* [Written problem]: Write out, precisely and in full, each line of the material.

* [The data]:

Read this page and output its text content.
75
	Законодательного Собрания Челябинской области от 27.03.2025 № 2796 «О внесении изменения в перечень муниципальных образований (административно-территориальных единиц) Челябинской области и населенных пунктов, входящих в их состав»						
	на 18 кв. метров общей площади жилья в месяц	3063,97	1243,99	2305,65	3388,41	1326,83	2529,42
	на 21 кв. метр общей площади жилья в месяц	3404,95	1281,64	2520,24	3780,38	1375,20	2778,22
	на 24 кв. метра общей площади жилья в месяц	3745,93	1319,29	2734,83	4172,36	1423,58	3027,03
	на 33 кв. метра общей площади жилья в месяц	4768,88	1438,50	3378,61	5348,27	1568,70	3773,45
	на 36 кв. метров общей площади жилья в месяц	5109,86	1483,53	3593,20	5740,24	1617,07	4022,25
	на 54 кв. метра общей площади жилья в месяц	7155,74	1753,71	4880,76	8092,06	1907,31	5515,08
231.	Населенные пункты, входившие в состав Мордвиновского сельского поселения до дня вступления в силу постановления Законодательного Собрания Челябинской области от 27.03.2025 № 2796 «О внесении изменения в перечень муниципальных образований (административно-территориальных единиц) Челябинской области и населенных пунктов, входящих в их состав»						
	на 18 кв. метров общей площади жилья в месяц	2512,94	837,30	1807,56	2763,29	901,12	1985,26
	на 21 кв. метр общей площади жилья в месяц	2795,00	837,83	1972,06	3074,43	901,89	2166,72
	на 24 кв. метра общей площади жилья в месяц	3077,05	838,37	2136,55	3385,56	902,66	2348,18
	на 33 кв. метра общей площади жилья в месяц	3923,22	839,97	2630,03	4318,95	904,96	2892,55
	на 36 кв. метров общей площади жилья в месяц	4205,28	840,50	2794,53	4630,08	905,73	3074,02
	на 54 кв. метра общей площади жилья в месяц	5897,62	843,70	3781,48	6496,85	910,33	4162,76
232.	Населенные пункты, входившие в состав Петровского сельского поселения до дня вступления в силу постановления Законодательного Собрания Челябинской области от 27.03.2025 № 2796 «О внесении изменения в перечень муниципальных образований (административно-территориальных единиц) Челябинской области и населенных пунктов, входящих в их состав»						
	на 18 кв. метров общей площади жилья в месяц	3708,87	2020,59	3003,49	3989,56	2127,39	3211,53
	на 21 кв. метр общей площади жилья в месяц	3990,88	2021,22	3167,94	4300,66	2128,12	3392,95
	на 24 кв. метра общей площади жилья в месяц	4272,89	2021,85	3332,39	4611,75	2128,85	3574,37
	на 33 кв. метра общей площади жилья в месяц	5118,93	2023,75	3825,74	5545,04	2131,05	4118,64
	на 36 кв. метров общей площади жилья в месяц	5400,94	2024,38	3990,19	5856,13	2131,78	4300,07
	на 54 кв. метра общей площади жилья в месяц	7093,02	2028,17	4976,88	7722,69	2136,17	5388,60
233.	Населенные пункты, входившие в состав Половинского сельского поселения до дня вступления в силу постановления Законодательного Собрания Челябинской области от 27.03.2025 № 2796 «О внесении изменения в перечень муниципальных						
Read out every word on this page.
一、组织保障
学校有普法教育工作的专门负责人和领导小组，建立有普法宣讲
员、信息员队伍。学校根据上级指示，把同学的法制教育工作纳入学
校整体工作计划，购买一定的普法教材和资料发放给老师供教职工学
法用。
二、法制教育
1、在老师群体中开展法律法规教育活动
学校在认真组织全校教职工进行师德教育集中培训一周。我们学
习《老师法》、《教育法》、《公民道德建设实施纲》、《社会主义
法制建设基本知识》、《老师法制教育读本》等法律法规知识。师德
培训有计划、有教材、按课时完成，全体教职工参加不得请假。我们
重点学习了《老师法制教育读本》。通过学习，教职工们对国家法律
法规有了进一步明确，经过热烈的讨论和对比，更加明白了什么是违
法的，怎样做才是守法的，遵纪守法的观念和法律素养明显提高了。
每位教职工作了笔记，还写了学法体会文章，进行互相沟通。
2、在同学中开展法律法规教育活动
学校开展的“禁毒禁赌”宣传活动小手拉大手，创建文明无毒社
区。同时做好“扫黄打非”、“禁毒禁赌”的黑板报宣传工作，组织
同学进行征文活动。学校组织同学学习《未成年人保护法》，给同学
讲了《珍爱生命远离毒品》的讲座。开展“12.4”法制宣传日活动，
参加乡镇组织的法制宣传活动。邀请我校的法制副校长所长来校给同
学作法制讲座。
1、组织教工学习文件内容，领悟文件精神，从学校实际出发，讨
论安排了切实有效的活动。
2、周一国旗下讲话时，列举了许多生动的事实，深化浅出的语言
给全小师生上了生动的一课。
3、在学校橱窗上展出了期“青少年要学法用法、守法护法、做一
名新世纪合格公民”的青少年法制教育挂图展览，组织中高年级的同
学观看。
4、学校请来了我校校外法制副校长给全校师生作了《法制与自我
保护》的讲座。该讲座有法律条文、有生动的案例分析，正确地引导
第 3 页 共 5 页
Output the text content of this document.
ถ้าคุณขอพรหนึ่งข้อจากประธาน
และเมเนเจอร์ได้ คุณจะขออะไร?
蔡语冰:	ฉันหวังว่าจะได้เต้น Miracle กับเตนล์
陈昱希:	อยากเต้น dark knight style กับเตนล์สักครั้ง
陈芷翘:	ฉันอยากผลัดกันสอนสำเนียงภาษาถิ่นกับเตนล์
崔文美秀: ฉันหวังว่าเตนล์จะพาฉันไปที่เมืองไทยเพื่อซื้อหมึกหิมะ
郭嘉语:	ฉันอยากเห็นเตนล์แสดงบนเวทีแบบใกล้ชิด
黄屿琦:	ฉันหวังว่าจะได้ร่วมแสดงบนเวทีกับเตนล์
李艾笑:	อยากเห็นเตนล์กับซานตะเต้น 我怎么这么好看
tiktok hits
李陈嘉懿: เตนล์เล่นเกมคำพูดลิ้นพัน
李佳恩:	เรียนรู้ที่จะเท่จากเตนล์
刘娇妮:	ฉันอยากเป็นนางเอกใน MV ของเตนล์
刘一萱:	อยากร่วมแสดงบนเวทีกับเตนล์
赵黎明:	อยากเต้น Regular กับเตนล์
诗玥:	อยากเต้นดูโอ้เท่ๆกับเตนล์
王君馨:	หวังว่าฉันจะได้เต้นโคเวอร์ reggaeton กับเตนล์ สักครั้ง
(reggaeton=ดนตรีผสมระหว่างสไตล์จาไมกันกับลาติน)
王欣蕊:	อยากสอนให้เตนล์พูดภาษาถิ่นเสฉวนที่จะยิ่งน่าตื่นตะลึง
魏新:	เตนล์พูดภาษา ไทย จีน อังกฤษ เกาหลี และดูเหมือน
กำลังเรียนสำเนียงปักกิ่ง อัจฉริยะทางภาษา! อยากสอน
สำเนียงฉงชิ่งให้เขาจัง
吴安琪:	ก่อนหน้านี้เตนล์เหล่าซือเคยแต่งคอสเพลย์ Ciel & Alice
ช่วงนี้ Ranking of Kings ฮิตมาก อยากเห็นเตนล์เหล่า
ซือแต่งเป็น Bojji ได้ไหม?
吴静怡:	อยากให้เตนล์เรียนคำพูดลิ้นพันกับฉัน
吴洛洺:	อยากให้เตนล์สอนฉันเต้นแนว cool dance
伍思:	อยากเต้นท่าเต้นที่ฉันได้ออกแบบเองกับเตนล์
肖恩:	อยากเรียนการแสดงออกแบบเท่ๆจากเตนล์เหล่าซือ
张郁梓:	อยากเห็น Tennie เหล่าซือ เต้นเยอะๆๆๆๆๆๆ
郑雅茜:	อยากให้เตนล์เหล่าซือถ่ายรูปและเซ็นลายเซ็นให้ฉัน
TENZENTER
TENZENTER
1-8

* [In response]:
Read this page and output its text content.
75
	Законодательного Собрания Челябинской области от 27.03.2025 № 2796 «О внесении изменения в перечень муниципальных образований (административно-территориальных единиц) Челябинской области и населенных пунктов, входящих в их состав»						
	на 18 кв. метров общей площади жилья в месяц	3063,97	1243,99	2305,65	3388,41	1326,83	2529,42
	на 21 кв. метр общей площади жилья в месяц	3404,95	1281,64	2520,24	3780,38	1375,20	2778,22
	на 24 кв. метра общей площади жилья в месяц	3745,93	1319,29	2734,83	4172,36	1423,58	3027,03
	на 33 кв. метра общей площади жилья в месяц	4768,88	1438,50	3378,61	5348,27	1568,70	3773,45
	на 36 кв. метров общей площади жилья в месяц	5109,86	1483,53	3593,20	5740,24	1617,07	4022,25
	на 54 кв. метра общей площади жилья в месяц	7155,74	1753,71	4880,76	8092,06	1907,31	5515,08
231.	Населенные пункты, входившие в состав Мордвиновского сельского поселения до дня вступления в силу постановления Законодательного Собрания Челябинской области от 27.03.2025 № 2796 «О внесении изменения в перечень муниципальных образований (административно-территориальных единиц) Челябинской области и населенных пунктов, входящих в их состав»						
	на 18 кв. метров общей площади жилья в месяц	2512,94	837,30	1807,56	2763,29	901,12	1985,26
	на 21 кв. метр общей площади жилья в месяц	2795,00	837,83	1972,06	3074,43	901,89	2166,72
	на 24 кв. метра общей площади жилья в месяц	3077,05	838,37	2136,55	3385,56	902,66	2348,18
	на 33 кв. метра общей площади жилья в месяц	3923,22	839,97	2630,03	4318,95	904,96	2892,55
	на 36 кв. метров общей площади жилья в месяц	4205,28	840,50	2794,53	4630,08	905,73	3074,02
	на 54 кв. метра общей площади жилья в месяц	5897,62	843,70	3781,48	6496,85	910,33	4162,76
232.	Населенные пункты, входившие в состав Петровского сельского поселения до дня вступления в силу постановления Законодательного Собрания Челябинской области от 27.03.2025 № 2796 «О внесении изменения в перечень муниципальных образований (административно-территориальных единиц) Челябинской области и населенных пунктов, входящих в их состав»						
	на 18 кв. метров общей площади жилья в месяц	3708,87	2020,59	3003,49	3989,56	2127,39	3211,53
	на 21 кв. метр общей площади жилья в месяц	3990,88	2021,22	3167,94	4300,66	2128,12	3392,95
	на 24 кв. метра общей площади жилья в месяц	4272,89	2021,85	3332,39	4611,75	2128,85	3574,37
	на 33 кв. метра общей площади жилья в месяц	5118,93	2023,75	3825,74	5545,04	2131,05	4118,64
	на 36 кв. метров общей площади жилья в месяц	5400,94	2024,38	3990,19	5856,13	2131,78	4300,07
	на 54 кв. метра общей площади жилья в месяц	7093,02	2028,17	4976,88	7722,69	2136,17	5388,60
233.	Населенные пункты, входившие в состав Половинского сельского поселения до дня вступления в силу постановления Законодательного Собрания Челябинской области от 27.03.2025 № 2796 «О внесении изменения в перечень муниципальных						
Read out every word on this page.
一、组织保障
学校有普法教育工作的专门负责人和领导小组，建立有普法宣讲
员、信息员队伍。学校根据上级指示，把同学的法制教育工作纳入学
校整体工作计划，购买一定的普法教材和资料发放给老师供教职工学
法用。
二、法制教育
1、在老师群体中开展法律法规教育活动
学校在认真组织全校教职工进行师德教育集中培训一周。我们学
习《老师法》、《教育法》、《公民道德建设实施纲》、《社会主义
法制建设基本知识》、《老师法制教育读本》等法律法规知识。师德
培训有计划、有教材、按课时完成，全体教职工参加不得请假。我们
重点学习了《老师法制教育读本》。通过学习，教职工们对国家法律
法规有了进一步明确，经过热烈的讨论和对比，更加明白了什么是违
法的，怎样做才是守法的，遵纪守法的观念和法律素养明显提高了。
每位教职工作了笔记，还写了学法体会文章，进行互相沟通。
2、在同学中开展法律法规教育活动
学校开展的“禁毒禁赌”宣传活动小手拉大手，创建文明无毒社
区。同时做好“扫黄打非”、“禁毒禁赌”的黑板报宣传工作，组织
同学进行征文活动。学校组织同学学习《未成年人保护法》，给同学
讲了《珍爱生命远离毒品》的讲座。开展“12.4”法制宣传日活动，
参加乡镇组织的法制宣传活动。邀请我校的法制副校长所长来校给同
学作法制讲座。
1、组织教工学习文件内容，领悟文件精神，从学校实际出发，讨
论安排了切实有效的活动。
2、周一国旗下讲话时，列举了许多生动的事实，深化浅出的语言
给全小师生上了生动的一课。
3、在学校橱窗上展出了期“青少年要学法用法、守法护法、做一
名新世纪合格公民”的青少年法制教育挂图展览，组织中高年级的同
学观看。
4、学校请来了我校校外法制副校长给全校师生作了《法制与自我
保护》的讲座。该讲座有法律条文、有生动的案例分析，正确地引导
第 3 页 共 5 页
Output the text content of this document.
ถ้าคุณขอพรหนึ่งข้อจากประธาน
และเมเนเจอร์ได้ คุณจะขออะไร?
蔡语冰:	ฉันหวังว่าจะได้เต้น Miracle กับเตนล์
陈昱希:	อยากเต้น dark knight style กับเตนล์สักครั้ง
陈芷翘:	ฉันอยากผลัดกันสอนสำเนียงภาษาถิ่นกับเตนล์
崔文美秀: ฉันหวังว่าเตนล์จะพาฉันไปที่เมืองไทยเพื่อซื้อหมึกหิมะ
郭嘉语:	ฉันอยากเห็นเตนล์แสดงบนเวทีแบบใกล้ชิด
黄屿琦:	ฉันหวังว่าจะได้ร่วมแสดงบนเวทีกับเตนล์
李艾笑:	อยากเห็นเตนล์กับซานตะเต้น 我怎么这么好看
tiktok hits
李陈嘉懿: เตนล์เล่นเกมคำพูดลิ้นพัน
李佳恩:	เรียนรู้ที่จะเท่จากเตนล์
刘娇妮:	ฉันอยากเป็นนางเอกใน MV ของเตนล์
刘一萱:	อยากร่วมแสดงบนเวทีกับเตนล์
赵黎明:	อยากเต้น Regular กับเตนล์
诗玥:	อยากเต้นดูโอ้เท่ๆกับเตนล์
王君馨:	หวังว่าฉันจะได้เต้นโคเวอร์ reggaeton กับเตนล์ สักครั้ง
(reggaeton=ดนตรีผสมระหว่างสไตล์จาไมกันกับลาติน)
王欣蕊:	อยากสอนให้เตนล์พูดภาษาถิ่นเสฉวนที่จะยิ่งน่าตื่นตะลึง
魏新:	เตนล์พูดภาษา ไทย จีน อังกฤษ เกาหลี และดูเหมือน
กำลังเรียนสำเนียงปักกิ่ง อัจฉริยะทางภาษา! อยากสอน
สำเนียงฉงชิ่งให้เขาจัง
吴安琪:	ก่อนหน้านี้เตนล์เหล่าซือเคยแต่งคอสเพลย์ Ciel & Alice
ช่วงนี้ Ranking of Kings ฮิตมาก อยากเห็นเตนล์เหล่า
ซือแต่งเป็น Bojji ได้ไหม?
吴静怡:	อยากให้เตนล์เรียนคำพูดลิ้นพันกับฉัน
吴洛洺:	อยากให้เตนล์สอนฉันเต้นแนว cool dance
伍思:	อยากเต้นท่าเต้นที่ฉันได้ออกแบบเองกับเตนล์
肖恩:	อยากเรียนการแสดงออกแบบเท่ๆจากเตนล์เหล่าซือ
张郁梓:	อยากเห็น Tennie เหล่าซือ เต้นเยอะๆๆๆๆๆๆ
郑雅茜:	อยากให้เตนล์เหล่าซือถ่ายรูปและเซ็นลายเซ็นให้ฉัน
TENZENTER
TENZENTER
1-8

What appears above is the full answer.